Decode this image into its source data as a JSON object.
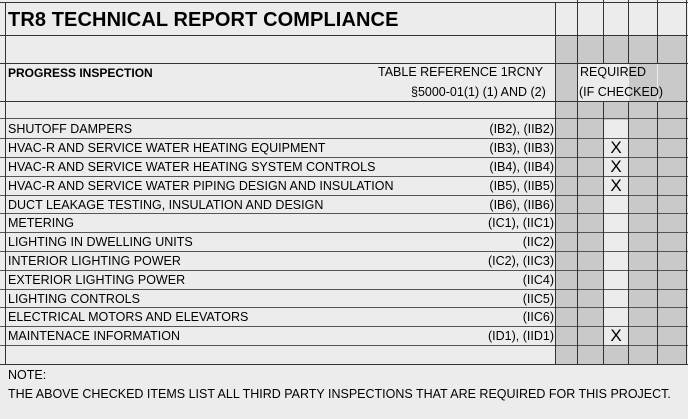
{
  "title": "TR8 TECHNICAL REPORT COMPLIANCE",
  "header": {
    "section_label": "PROGRESS INSPECTION",
    "table_reference_line1": "TABLE REFERENCE 1RCNY",
    "table_reference_line2": "§5000-01(1) (1) AND (2)",
    "required_line1": "REQUIRED",
    "required_line2": "(IF CHECKED)"
  },
  "rows": [
    {
      "label": "SHUTOFF DAMPERS",
      "code": "(IB2), (IIB2)",
      "checked": ""
    },
    {
      "label": "HVAC-R AND SERVICE WATER HEATING EQUIPMENT",
      "code": "(IB3), (IIB3)",
      "checked": "X"
    },
    {
      "label": "HVAC-R AND SERVICE WATER HEATING SYSTEM CONTROLS",
      "code": "(IB4), (IIB4)",
      "checked": "X"
    },
    {
      "label": "HVAC-R AND SERVICE WATER PIPING DESIGN AND INSULATION",
      "code": "(IB5), (IIB5)",
      "checked": "X"
    },
    {
      "label": "DUCT LEAKAGE TESTING, INSULATION AND DESIGN",
      "code": "(IB6), (IIB6)",
      "checked": ""
    },
    {
      "label": "METERING",
      "code": "(IC1), (IIC1)",
      "checked": ""
    },
    {
      "label": "LIGHTING IN DWELLING UNITS",
      "code": "(IIC2)",
      "checked": ""
    },
    {
      "label": "INTERIOR LIGHTING POWER",
      "code": "(IC2), (IIC3)",
      "checked": ""
    },
    {
      "label": "EXTERIOR LIGHTING POWER",
      "code": "(IIC4)",
      "checked": ""
    },
    {
      "label": "LIGHTING CONTROLS",
      "code": "(IIC5)",
      "checked": ""
    },
    {
      "label": "ELECTRICAL MOTORS AND ELEVATORS",
      "code": "(IIC6)",
      "checked": ""
    },
    {
      "label": "MAINTENACE INFORMATION",
      "code": "(ID1), (IID1)",
      "checked": "X"
    }
  ],
  "note": {
    "label": "NOTE:",
    "text": "THE ABOVE CHECKED ITEMS LIST ALL THIRD PARTY INSPECTIONS THAT ARE REQUIRED FOR THIS PROJECT."
  }
}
* * *
EXERCISE GOAL: Give all the lines above again, character for character, without pictures.

SOLUTION TO THIS TASK:
Decode this image into its source data as a JSON object.
{
  "title": "TR8 TECHNICAL REPORT COMPLIANCE",
  "header": {
    "section_label": "PROGRESS INSPECTION",
    "table_reference_line1": "TABLE REFERENCE 1RCNY",
    "table_reference_line2": "§5000-01(1) (1) AND (2)",
    "required_line1": "REQUIRED",
    "required_line2": "(IF CHECKED)"
  },
  "rows": [
    {
      "label": "SHUTOFF DAMPERS",
      "code": "(IB2), (IIB2)",
      "checked": ""
    },
    {
      "label": "HVAC-R AND SERVICE WATER HEATING EQUIPMENT",
      "code": "(IB3), (IIB3)",
      "checked": "X"
    },
    {
      "label": "HVAC-R AND SERVICE WATER HEATING SYSTEM CONTROLS",
      "code": "(IB4), (IIB4)",
      "checked": "X"
    },
    {
      "label": "HVAC-R AND SERVICE WATER PIPING DESIGN AND INSULATION",
      "code": "(IB5), (IIB5)",
      "checked": "X"
    },
    {
      "label": "DUCT LEAKAGE TESTING, INSULATION AND DESIGN",
      "code": "(IB6), (IIB6)",
      "checked": ""
    },
    {
      "label": "METERING",
      "code": "(IC1), (IIC1)",
      "checked": ""
    },
    {
      "label": "LIGHTING IN DWELLING UNITS",
      "code": "(IIC2)",
      "checked": ""
    },
    {
      "label": "INTERIOR LIGHTING POWER",
      "code": "(IC2), (IIC3)",
      "checked": ""
    },
    {
      "label": "EXTERIOR LIGHTING POWER",
      "code": "(IIC4)",
      "checked": ""
    },
    {
      "label": "LIGHTING CONTROLS",
      "code": "(IIC5)",
      "checked": ""
    },
    {
      "label": "ELECTRICAL MOTORS AND ELEVATORS",
      "code": "(IIC6)",
      "checked": ""
    },
    {
      "label": "MAINTENACE INFORMATION",
      "code": "(ID1), (IID1)",
      "checked": "X"
    }
  ],
  "note": {
    "label": "NOTE:",
    "text": "THE ABOVE CHECKED ITEMS LIST ALL THIRD PARTY INSPECTIONS THAT ARE REQUIRED FOR THIS PROJECT."
  }
}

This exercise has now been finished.